▸ **Goal**
Show all lines of the listing that hold the word "name".

▸ **Records provided**
_ _ _

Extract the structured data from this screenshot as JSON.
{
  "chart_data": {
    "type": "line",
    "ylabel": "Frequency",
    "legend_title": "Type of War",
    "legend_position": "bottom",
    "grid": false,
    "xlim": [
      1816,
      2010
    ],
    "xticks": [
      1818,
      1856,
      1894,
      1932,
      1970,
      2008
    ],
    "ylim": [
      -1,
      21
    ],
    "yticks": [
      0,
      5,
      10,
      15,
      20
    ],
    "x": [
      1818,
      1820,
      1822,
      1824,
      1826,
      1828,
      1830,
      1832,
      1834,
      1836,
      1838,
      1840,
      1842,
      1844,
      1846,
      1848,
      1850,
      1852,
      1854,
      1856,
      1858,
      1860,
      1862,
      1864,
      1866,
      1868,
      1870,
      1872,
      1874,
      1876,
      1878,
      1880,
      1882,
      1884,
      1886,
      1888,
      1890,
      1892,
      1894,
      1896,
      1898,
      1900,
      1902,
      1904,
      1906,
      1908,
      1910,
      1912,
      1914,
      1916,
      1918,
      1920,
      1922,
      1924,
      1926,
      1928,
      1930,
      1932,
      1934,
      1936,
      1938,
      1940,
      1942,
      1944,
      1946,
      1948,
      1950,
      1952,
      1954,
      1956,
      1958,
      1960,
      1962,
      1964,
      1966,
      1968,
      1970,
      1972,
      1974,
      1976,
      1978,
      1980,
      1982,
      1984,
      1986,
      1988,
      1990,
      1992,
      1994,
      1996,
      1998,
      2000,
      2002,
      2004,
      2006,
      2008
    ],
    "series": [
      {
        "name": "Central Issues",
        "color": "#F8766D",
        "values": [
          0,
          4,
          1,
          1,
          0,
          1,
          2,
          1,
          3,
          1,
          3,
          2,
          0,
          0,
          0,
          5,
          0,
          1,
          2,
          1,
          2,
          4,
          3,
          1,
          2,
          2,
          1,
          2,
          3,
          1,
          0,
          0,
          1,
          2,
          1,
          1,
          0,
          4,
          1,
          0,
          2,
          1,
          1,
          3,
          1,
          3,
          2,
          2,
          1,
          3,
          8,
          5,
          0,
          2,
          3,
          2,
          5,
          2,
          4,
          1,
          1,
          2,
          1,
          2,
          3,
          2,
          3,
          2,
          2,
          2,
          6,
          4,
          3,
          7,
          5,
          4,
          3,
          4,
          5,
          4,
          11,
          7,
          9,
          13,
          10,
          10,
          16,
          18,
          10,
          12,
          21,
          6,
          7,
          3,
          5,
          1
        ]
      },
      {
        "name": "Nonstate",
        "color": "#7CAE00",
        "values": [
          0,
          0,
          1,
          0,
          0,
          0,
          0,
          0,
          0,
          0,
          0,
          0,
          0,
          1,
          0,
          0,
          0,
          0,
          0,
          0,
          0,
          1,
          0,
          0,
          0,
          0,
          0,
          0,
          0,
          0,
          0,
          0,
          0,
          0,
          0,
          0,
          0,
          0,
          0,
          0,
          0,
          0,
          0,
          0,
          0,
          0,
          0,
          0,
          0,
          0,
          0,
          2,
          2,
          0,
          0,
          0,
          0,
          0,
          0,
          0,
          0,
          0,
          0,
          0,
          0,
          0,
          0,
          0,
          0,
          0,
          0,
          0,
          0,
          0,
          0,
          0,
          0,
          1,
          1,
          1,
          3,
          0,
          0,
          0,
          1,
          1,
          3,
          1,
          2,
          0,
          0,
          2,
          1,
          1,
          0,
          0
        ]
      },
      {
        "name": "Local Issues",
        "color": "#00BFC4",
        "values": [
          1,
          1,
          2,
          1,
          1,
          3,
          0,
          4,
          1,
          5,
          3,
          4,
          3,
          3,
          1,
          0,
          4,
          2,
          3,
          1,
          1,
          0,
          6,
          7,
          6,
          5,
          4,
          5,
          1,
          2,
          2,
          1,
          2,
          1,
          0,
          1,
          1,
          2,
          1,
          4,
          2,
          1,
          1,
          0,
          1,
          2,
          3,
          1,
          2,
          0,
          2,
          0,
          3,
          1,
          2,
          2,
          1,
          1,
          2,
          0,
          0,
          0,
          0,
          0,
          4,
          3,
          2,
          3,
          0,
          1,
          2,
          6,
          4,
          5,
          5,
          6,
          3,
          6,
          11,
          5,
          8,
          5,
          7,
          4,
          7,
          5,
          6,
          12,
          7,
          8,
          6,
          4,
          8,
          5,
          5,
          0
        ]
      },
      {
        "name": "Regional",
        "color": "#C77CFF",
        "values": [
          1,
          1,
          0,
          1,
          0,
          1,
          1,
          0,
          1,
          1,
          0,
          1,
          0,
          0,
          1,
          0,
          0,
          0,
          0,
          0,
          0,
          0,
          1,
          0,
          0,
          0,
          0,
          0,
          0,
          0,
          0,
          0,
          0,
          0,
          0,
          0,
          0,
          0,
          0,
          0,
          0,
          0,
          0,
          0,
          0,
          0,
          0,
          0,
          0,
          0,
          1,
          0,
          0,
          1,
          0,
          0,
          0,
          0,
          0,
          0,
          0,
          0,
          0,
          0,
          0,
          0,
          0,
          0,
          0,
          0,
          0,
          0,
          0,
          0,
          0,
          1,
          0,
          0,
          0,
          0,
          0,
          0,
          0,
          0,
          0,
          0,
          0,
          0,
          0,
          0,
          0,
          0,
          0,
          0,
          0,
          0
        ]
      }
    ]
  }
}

_ _ _

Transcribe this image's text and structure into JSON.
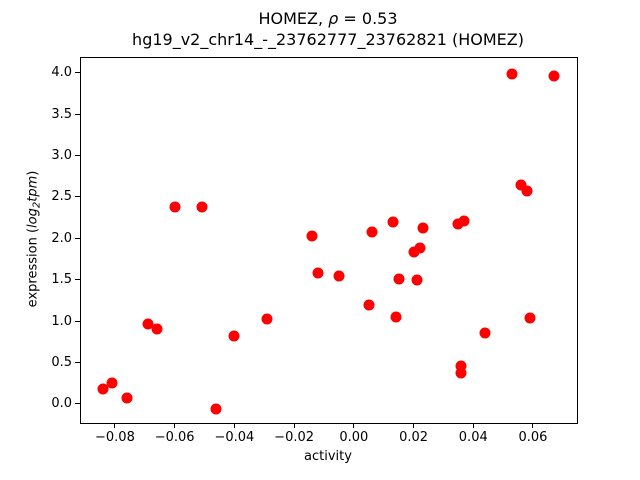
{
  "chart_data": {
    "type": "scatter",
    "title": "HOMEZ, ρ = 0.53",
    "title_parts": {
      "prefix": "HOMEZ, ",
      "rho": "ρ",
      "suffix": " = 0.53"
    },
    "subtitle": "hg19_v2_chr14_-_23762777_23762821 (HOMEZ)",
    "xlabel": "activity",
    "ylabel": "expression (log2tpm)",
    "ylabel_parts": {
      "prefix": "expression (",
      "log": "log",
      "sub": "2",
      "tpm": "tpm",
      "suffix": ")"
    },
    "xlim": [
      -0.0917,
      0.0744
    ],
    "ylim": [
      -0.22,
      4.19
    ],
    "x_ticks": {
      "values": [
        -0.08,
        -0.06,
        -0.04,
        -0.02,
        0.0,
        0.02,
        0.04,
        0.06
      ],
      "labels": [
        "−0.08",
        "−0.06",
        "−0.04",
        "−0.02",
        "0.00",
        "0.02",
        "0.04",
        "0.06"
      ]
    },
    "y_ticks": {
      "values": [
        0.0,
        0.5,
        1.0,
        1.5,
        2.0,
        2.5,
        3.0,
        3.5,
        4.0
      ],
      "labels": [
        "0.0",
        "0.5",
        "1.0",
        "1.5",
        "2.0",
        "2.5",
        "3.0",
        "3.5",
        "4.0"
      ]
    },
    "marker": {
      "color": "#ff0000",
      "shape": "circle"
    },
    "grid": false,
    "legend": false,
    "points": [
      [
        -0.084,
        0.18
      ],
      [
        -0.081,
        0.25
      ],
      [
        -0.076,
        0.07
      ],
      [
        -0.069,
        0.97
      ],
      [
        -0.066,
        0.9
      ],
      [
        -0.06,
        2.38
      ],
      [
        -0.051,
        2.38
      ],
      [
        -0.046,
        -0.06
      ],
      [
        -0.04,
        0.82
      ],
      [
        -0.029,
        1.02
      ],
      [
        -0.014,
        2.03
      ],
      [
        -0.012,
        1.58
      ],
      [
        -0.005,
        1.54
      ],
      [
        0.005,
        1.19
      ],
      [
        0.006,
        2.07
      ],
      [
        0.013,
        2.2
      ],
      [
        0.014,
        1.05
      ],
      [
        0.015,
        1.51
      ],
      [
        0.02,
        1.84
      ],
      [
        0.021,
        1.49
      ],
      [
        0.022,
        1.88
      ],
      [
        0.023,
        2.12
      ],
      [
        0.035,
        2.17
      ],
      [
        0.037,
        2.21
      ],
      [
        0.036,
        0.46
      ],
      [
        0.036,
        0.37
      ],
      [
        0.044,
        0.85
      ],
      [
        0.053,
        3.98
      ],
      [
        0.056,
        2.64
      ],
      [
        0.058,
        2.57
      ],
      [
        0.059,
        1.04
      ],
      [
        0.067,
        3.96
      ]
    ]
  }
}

_ _ _

▸ **Reply**
        "name": "Central Issues",
        "name": "Nonstate",
        "name": "Local Issues",
        "name": "Regional",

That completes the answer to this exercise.